### TASK TO COMPLETE
Here are some records. Copy each one exactly.

Data records:
## start
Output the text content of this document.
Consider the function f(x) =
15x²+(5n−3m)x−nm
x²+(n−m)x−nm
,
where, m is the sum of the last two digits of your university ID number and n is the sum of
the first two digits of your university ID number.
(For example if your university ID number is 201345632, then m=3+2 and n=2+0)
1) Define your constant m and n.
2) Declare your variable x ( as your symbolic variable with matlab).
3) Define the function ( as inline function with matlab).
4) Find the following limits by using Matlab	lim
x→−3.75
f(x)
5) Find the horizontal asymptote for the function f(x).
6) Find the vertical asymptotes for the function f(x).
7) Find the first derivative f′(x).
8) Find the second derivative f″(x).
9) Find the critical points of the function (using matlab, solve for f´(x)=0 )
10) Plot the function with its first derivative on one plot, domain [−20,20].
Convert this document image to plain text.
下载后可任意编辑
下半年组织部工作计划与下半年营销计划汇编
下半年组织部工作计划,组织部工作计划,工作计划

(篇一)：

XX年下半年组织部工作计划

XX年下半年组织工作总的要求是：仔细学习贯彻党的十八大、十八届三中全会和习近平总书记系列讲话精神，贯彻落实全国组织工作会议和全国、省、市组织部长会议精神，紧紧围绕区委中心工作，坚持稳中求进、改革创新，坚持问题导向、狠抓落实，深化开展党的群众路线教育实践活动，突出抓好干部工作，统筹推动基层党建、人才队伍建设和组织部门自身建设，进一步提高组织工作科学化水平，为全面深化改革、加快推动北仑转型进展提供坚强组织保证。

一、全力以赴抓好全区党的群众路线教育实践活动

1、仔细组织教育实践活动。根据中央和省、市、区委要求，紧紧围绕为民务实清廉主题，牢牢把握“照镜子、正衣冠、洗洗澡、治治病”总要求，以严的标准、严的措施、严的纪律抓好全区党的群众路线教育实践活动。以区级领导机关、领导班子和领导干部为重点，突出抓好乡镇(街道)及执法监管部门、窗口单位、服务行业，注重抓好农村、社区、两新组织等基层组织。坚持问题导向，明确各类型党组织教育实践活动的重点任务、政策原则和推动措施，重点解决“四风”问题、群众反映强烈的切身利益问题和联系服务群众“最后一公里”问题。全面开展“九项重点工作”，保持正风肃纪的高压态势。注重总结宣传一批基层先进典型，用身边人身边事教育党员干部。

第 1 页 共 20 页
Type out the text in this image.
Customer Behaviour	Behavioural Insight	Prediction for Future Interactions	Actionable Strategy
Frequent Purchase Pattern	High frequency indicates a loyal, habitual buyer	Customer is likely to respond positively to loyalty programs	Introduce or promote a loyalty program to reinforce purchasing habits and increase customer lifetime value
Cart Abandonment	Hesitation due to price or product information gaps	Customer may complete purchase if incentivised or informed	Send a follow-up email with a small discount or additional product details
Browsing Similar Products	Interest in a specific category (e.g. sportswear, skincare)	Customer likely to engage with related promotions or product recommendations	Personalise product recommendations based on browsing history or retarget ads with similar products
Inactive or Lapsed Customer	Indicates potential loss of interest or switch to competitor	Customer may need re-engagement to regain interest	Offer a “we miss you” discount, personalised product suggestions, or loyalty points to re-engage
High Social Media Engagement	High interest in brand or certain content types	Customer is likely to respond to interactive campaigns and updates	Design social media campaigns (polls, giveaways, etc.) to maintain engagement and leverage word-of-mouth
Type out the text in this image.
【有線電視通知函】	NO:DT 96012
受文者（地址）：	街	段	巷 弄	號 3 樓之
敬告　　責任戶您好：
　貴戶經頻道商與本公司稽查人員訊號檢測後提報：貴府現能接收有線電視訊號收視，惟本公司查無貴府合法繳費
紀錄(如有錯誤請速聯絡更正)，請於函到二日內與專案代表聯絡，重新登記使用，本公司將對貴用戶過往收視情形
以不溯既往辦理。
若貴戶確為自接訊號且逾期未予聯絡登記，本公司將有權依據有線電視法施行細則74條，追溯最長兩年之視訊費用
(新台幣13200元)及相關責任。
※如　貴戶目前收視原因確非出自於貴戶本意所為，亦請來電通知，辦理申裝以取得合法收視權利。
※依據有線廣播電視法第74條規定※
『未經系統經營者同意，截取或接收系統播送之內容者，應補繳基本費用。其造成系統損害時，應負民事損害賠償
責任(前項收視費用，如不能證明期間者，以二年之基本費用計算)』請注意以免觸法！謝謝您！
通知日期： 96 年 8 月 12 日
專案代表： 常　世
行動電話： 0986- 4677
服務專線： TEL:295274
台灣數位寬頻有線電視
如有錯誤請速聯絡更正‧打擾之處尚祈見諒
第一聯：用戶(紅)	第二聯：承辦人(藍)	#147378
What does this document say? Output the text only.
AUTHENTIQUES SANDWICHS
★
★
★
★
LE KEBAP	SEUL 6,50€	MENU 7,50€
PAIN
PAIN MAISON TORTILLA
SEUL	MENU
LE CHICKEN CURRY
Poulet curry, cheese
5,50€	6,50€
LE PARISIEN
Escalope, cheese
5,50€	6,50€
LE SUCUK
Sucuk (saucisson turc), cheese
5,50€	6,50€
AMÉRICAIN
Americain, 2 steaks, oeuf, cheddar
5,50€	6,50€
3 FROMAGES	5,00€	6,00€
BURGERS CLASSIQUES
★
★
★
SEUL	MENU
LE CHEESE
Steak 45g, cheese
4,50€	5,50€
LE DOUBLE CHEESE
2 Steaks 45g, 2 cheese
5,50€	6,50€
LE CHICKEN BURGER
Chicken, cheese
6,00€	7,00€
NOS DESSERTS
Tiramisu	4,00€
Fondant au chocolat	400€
## end
### EXPECTED ANSWER
Output the text content of this document.
Consider the function f(x) =
15x²+(5n−3m)x−nm
x²+(n−m)x−nm
,
where, m is the sum of the last two digits of your university ID number and n is the sum of
the first two digits of your university ID number.
(For example if your university ID number is 201345632, then m=3+2 and n=2+0)
1) Define your constant m and n.
2) Declare your variable x ( as your symbolic variable with matlab).
3) Define the function ( as inline function with matlab).
4) Find the following limits by using Matlab	lim
x→−3.75
f(x)
5) Find the horizontal asymptote for the function f(x).
6) Find the vertical asymptotes for the function f(x).
7) Find the first derivative f′(x).
8) Find the second derivative f″(x).
9) Find the critical points of the function (using matlab, solve for f´(x)=0 )
10) Plot the function with its first derivative on one plot, domain [−20,20].
Convert this document image to plain text.
下载后可任意编辑
下半年组织部工作计划与下半年营销计划汇编
下半年组织部工作计划,组织部工作计划,工作计划

(篇一)：

XX年下半年组织部工作计划

XX年下半年组织工作总的要求是：仔细学习贯彻党的十八大、十八届三中全会和习近平总书记系列讲话精神，贯彻落实全国组织工作会议和全国、省、市组织部长会议精神，紧紧围绕区委中心工作，坚持稳中求进、改革创新，坚持问题导向、狠抓落实，深化开展党的群众路线教育实践活动，突出抓好干部工作，统筹推动基层党建、人才队伍建设和组织部门自身建设，进一步提高组织工作科学化水平，为全面深化改革、加快推动北仑转型进展提供坚强组织保证。

一、全力以赴抓好全区党的群众路线教育实践活动

1、仔细组织教育实践活动。根据中央和省、市、区委要求，紧紧围绕为民务实清廉主题，牢牢把握“照镜子、正衣冠、洗洗澡、治治病”总要求，以严的标准、严的措施、严的纪律抓好全区党的群众路线教育实践活动。以区级领导机关、领导班子和领导干部为重点，突出抓好乡镇(街道)及执法监管部门、窗口单位、服务行业，注重抓好农村、社区、两新组织等基层组织。坚持问题导向，明确各类型党组织教育实践活动的重点任务、政策原则和推动措施，重点解决“四风”问题、群众反映强烈的切身利益问题和联系服务群众“最后一公里”问题。全面开展“九项重点工作”，保持正风肃纪的高压态势。注重总结宣传一批基层先进典型，用身边人身边事教育党员干部。

第 1 页 共 20 页
Type out the text in this image.
Customer Behaviour	Behavioural Insight	Prediction for Future Interactions	Actionable Strategy
Frequent Purchase Pattern	High frequency indicates a loyal, habitual buyer	Customer is likely to respond positively to loyalty programs	Introduce or promote a loyalty program to reinforce purchasing habits and increase customer lifetime value
Cart Abandonment	Hesitation due to price or product information gaps	Customer may complete purchase if incentivised or informed	Send a follow-up email with a small discount or additional product details
Browsing Similar Products	Interest in a specific category (e.g. sportswear, skincare)	Customer likely to engage with related promotions or product recommendations	Personalise product recommendations based on browsing history or retarget ads with similar products
Inactive or Lapsed Customer	Indicates potential loss of interest or switch to competitor	Customer may need re-engagement to regain interest	Offer a “we miss you” discount, personalised product suggestions, or loyalty points to re-engage
High Social Media Engagement	High interest in brand or certain content types	Customer is likely to respond to interactive campaigns and updates	Design social media campaigns (polls, giveaways, etc.) to maintain engagement and leverage word-of-mouth
Type out the text in this image.
【有線電視通知函】	NO:DT 96012
受文者（地址）：	街	段	巷 弄	號 3 樓之
敬告　　責任戶您好：
　貴戶經頻道商與本公司稽查人員訊號檢測後提報：貴府現能接收有線電視訊號收視，惟本公司查無貴府合法繳費
紀錄(如有錯誤請速聯絡更正)，請於函到二日內與專案代表聯絡，重新登記使用，本公司將對貴用戶過往收視情形
以不溯既往辦理。
若貴戶確為自接訊號且逾期未予聯絡登記，本公司將有權依據有線電視法施行細則74條，追溯最長兩年之視訊費用
(新台幣13200元)及相關責任。
※如　貴戶目前收視原因確非出自於貴戶本意所為，亦請來電通知，辦理申裝以取得合法收視權利。
※依據有線廣播電視法第74條規定※
『未經系統經營者同意，截取或接收系統播送之內容者，應補繳基本費用。其造成系統損害時，應負民事損害賠償
責任(前項收視費用，如不能證明期間者，以二年之基本費用計算)』請注意以免觸法！謝謝您！
通知日期： 96 年 8 月 12 日
專案代表： 常　世
行動電話： 0986- 4677
服務專線： TEL:295274
台灣數位寬頻有線電視
如有錯誤請速聯絡更正‧打擾之處尚祈見諒
第一聯：用戶(紅)	第二聯：承辦人(藍)	#147378
What does this document say? Output the text only.
AUTHENTIQUES SANDWICHS
★
★
★
★
LE KEBAP	SEUL 6,50€	MENU 7,50€
PAIN
PAIN MAISON TORTILLA
SEUL	MENU
LE CHICKEN CURRY
Poulet curry, cheese
5,50€	6,50€
LE PARISIEN
Escalope, cheese
5,50€	6,50€
LE SUCUK
Sucuk (saucisson turc), cheese
5,50€	6,50€
AMÉRICAIN
Americain, 2 steaks, oeuf, cheddar
5,50€	6,50€
3 FROMAGES	5,00€	6,00€
BURGERS CLASSIQUES
★
★
★
SEUL	MENU
LE CHEESE
Steak 45g, cheese
4,50€	5,50€
LE DOUBLE CHEESE
2 Steaks 45g, 2 cheese
5,50€	6,50€
LE CHICKEN BURGER
Chicken, cheese
6,00€	7,00€
NOS DESSERTS
Tiramisu	4,00€
Fondant au chocolat	400€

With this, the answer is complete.